#### TASK DIRECTIONS
Quote all of the data exactly as given. Skip every picture it contains.

#### EXERCISE INPUT
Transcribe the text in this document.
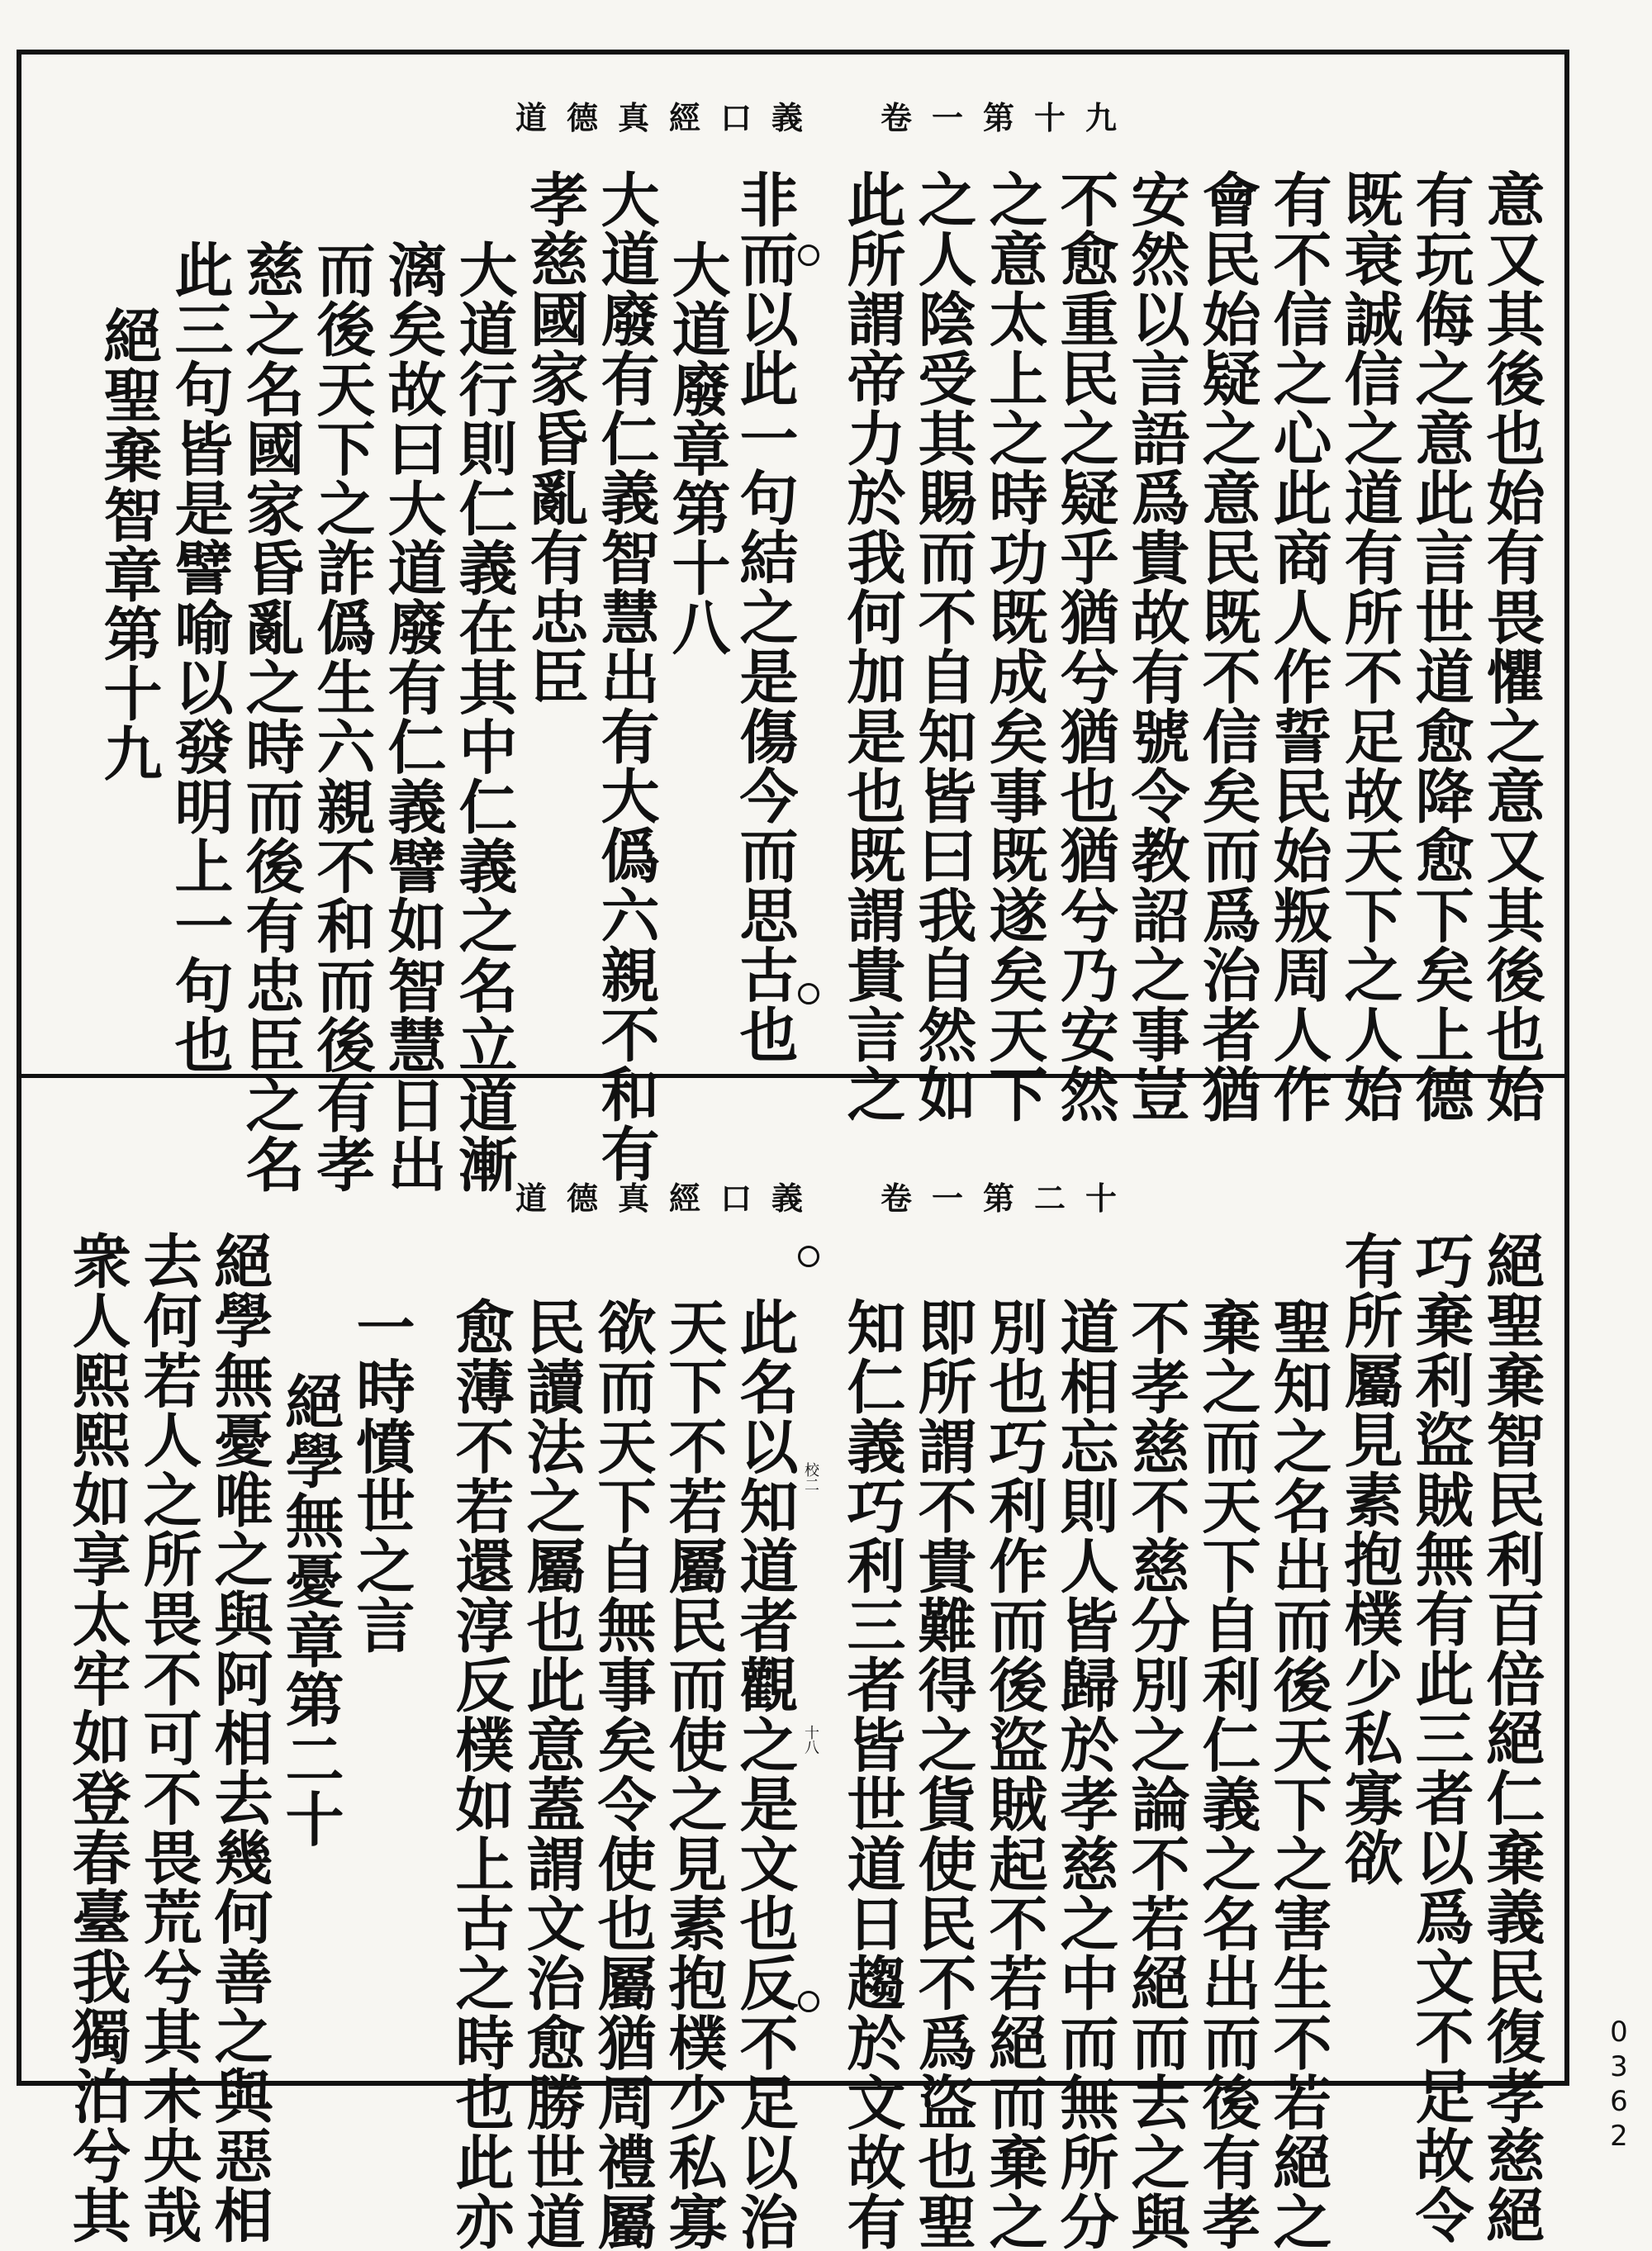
道德真經口義 卷一第十九
意又其後也始有畏懼之意又其後也始
有玩侮之意此言世道愈降愈下矣上德
既衰誠信之道有所不足故天下之人始
有不信之心此商人作誓民始叛周人作
會民始疑之意民既不信矣而爲治者猶
安然以言語爲貴故有號令教詔之事豈
不愈重民之疑乎猶兮猶也猶兮乃安然
之意太上之時功既成矣事既遂矣天下
之人陰受其賜而不自知皆曰我自然如
此所謂帝力於我何加是也既謂貴言之
非而以此一句結之是傷今而思古也
大道廢章第十八
大道廢有仁義智慧出有大僞六親不和有
孝慈國家昏亂有忠臣
大道行則仁義在其中仁義之名立道漸
漓矣故曰大道廢有仁義譬如智慧日出
而後天下之詐僞生六親不和而後有孝
慈之名國家昏亂之時而後有忠臣之名
此三句皆是譬喻以發明上一句也
絕聖棄智章第十九
道德真經口義 卷一第二十
絕聖棄智民利百倍絕仁棄義民復孝慈絕
巧棄利盜賊無有此三者以爲文不足故令
有所屬見素抱樸少私寡欲
聖知之名出而後天下之害生不若絕之
棄之而天下自利仁義之名出而後有孝
不孝慈不慈分別之論不若絕而去之與
道相忘則人皆歸於孝慈之中而無所分
別也巧利作而後盜賊起不若絕而棄之
即所謂不貴難得之貨使民不爲盜也聖
知仁義巧利三者皆世道日趨於文故有
此名以知道者觀之是文也反不足以治
天下不若屬民而使之見素抱樸少私寡
欲而天下自無事矣令使也屬猶周禮屬
民讀法之屬也此意蓋謂文治愈勝世道
愈薄不若還淳反樸如上古之時也此亦
一時憤世之言
絕學無憂章第二十
絕學無憂唯之與阿相去幾何善之與惡相
去何若人之所畏不可不畏荒兮其未央哉
衆人熙熙如享太牢如登春臺我獨泊兮其	十八
校二
0362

#### TASK OUTPUT
Transcribe the text in this document.
道德真經口義 卷一第十九
意又其後也始有畏懼之意又其後也始
有玩侮之意此言世道愈降愈下矣上德
既衰誠信之道有所不足故天下之人始
有不信之心此商人作誓民始叛周人作
會民始疑之意民既不信矣而爲治者猶
安然以言語爲貴故有號令教詔之事豈
不愈重民之疑乎猶兮猶也猶兮乃安然
之意太上之時功既成矣事既遂矣天下
之人陰受其賜而不自知皆曰我自然如
此所謂帝力於我何加是也既謂貴言之
非而以此一句結之是傷今而思古也
大道廢章第十八
大道廢有仁義智慧出有大僞六親不和有
孝慈國家昏亂有忠臣
大道行則仁義在其中仁義之名立道漸
漓矣故曰大道廢有仁義譬如智慧日出
而後天下之詐僞生六親不和而後有孝
慈之名國家昏亂之時而後有忠臣之名
此三句皆是譬喻以發明上一句也
絕聖棄智章第十九
道德真經口義 卷一第二十
絕聖棄智民利百倍絕仁棄義民復孝慈絕
巧棄利盜賊無有此三者以爲文不足故令
有所屬見素抱樸少私寡欲
聖知之名出而後天下之害生不若絕之
棄之而天下自利仁義之名出而後有孝
不孝慈不慈分別之論不若絕而去之與
道相忘則人皆歸於孝慈之中而無所分
別也巧利作而後盜賊起不若絕而棄之
即所謂不貴難得之貨使民不爲盜也聖
知仁義巧利三者皆世道日趨於文故有
此名以知道者觀之是文也反不足以治
天下不若屬民而使之見素抱樸少私寡
欲而天下自無事矣令使也屬猶周禮屬
民讀法之屬也此意蓋謂文治愈勝世道
愈薄不若還淳反樸如上古之時也此亦
一時憤世之言
絕學無憂章第二十
絕學無憂唯之與阿相去幾何善之與惡相
去何若人之所畏不可不畏荒兮其未央哉
衆人熙熙如享太牢如登春臺我獨泊兮其	十八
校二
0362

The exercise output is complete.